● **Extrait**:
###

Ces pluies exceptionnelles, conjuguées aux submersions marines lors des grandes marées de janvier et février ont provoqué de sévères inondations en Bretagne. La persistance remarquable au cours de l’hiver des circulations associées à un flux de sud-ouest peut être mise en évidence via le nombre de jours de type NAO+ qui est record sur la période étudiée (1980-2014). À l’inverse, le nombre de jours favorables aux situations froides (circulation atmosphérique de type « blocage ») est un record bas. Pour analyser le rôle du changement climatique, nous limitons l’analyse à la Bretagne et aux forts cumuls saisonniers. Nous utilisons pour cela le cumul saisonnier sur 3 mois (Décembre à Dévirer), moyenné sur 6 sites bretons avec des séries quotidiennes de référence pour les analyses.
Figure 1 : Caractérisation du caractère exceptionnel des précipitations de l'hiver 2013-2014 avec l'indicateur agrégé de précipitations à l'échelle de la région Bretagne.
Comment un tel événement est-il lié au changement climatique ?
Avec une circulation de vents similaires, l’intensité de l’événement aurait-elle été aussi forte dans un climat avec moins d’influence humaine ?
Nous utilisons une première approche basée sur les analogues de circulation. Cette méthode consiste à reconstruire des cumuls de précipitation moyens à partir des situations de vents similaires à celles effectivement observées, en faisant le calcul pour deux périodes climatiques différentes : 1951-1982 et 1983-2014. Nous trouvons une différence sensible entre les hivers reconstruits avec des analogues de ces deux périodes (figure 2).

###

● **Documents fournis**:
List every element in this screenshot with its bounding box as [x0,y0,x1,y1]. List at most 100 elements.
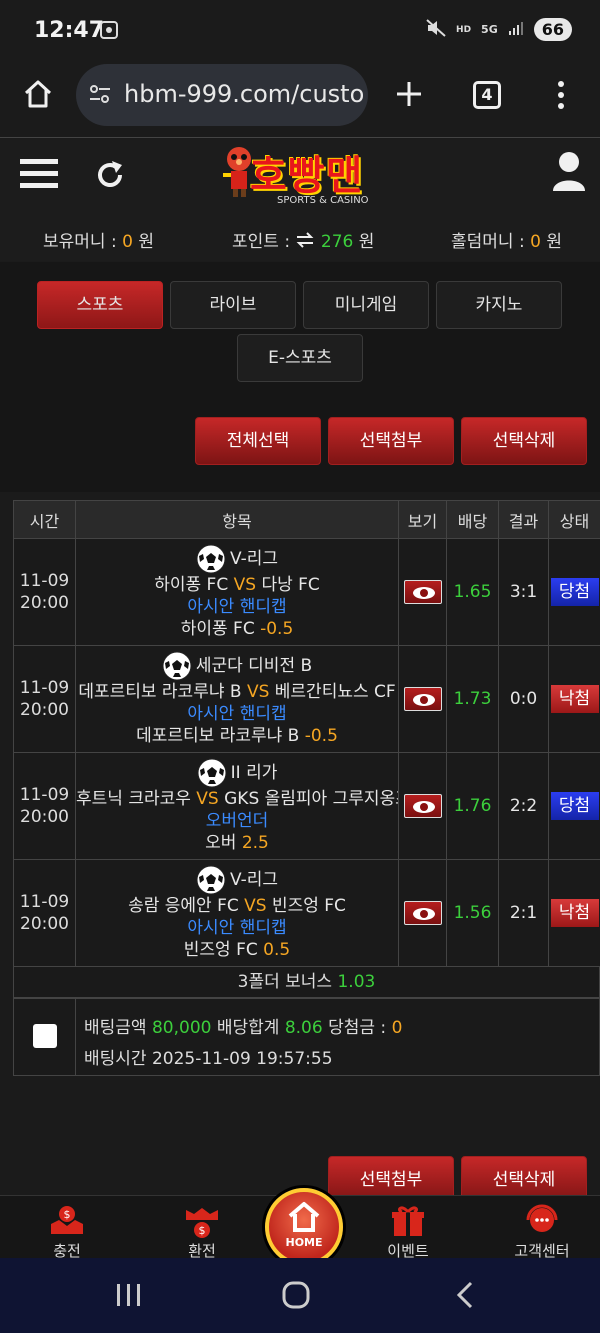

###

● **Exercices**:
A. Recopiez le passage de l'extrait sur les pluies de l'hiver 2013-2014 en Bretagne, depuis « Avec une circulation » jusqu'à « périodes (figure 2). » inclus.
B. Rédigez la suite du texte sur les pluies hivernales en Bretagne, à partir de l'endroit où il s'interrompt.

● **Corrigé**:
A.
Avec une circulation de vents similaires, l’intensité de l’événement aurait-elle été aussi forte dans un climat avec moins d’influence humaine ?
Nous utilisons une première approche basée sur les analogues de circulation. Cette méthode consiste à reconstruire des cumuls de précipitation moyens à partir des situations de vents similaires à celles effectivement observées, en faisant le calcul pour deux périodes climatiques différentes : 1951-1982 et 1983-2014. Nous trouvons une différence sensible entre les hivers reconstruits avec des analogues de ces deux périodes (figure 2).

B.
La valeur effectivement observée en 2014 n’est pas extrême dans la distribution reconstruite pour la période récente. Cette différence peut être interprétée comme une augmentation des risques de fortes précipitations dans les conditions de circulation de l’hiver 2013-2014. Toutefois il est nécessaire de rester prudent quant à une interprétation en termes d’attribution, la variabilité inter-décennale étant forte et les observations utilisées étant courtes (65 ans).
La probabilité d’un tel événement a-t-elle changé avec l’influence humaine ?
Si le dernier rapport du GIEC indique, dans de nombreuses régions dont la nôtre, une augmentation des extrêmes de précipitations sur des durées courtes (1 à 5 jours), aucun constat n’est établi pour des événements plus longs – couvrent par exemple une saison entière, à l’image de celui étudié ici. Par ailleurs, l’évolution du cumul moyen de précipitation en hiver demeure relativement incertaine dans nos régions. Il est donc difficile de renseigner, sur cette base, l’éventuel impact des activités humaines sur ce type d’événement.
Pour répondre à cette question, nous avons utilisé un ensemble de 10 simulations EURO-CORDEX récent corrigées des biais. Ces simulations permettent d’analyser plusieurs périodes climatiques : une période historique avec une influence humaine limitée (1971-2000), une période appelée « actuelle » (2001-2030) et plusieurs périodes futures, et de comparer les probabilités de dépasser le seuil de l’événement observé.
Nous avons montré que les modèles ont, en réalité, une difficulté à simuler des valeurs aussi extrêmes que celle observée en 2013-2014. Les valeurs extrêmes simulées tendent à être plus faibles. Cela est probablement dû à une difficulté à reproduire la persistance des pluies modérées à forte dans cette région. Avec l’ensemble de modèles utilisé, l’incertitude est clairement trop forte pour permettre d’identifier un changement significatif de probabilité d’occurrence d’un événement tel que celui de 2013-2014.
Cela vaut aussi bien pour le passé récent que pour le futur proche. Les valeurs fortes, mais inférieures à 500 mm, montrent toutefois une évolution apparemment significative pour le milieu de siècle.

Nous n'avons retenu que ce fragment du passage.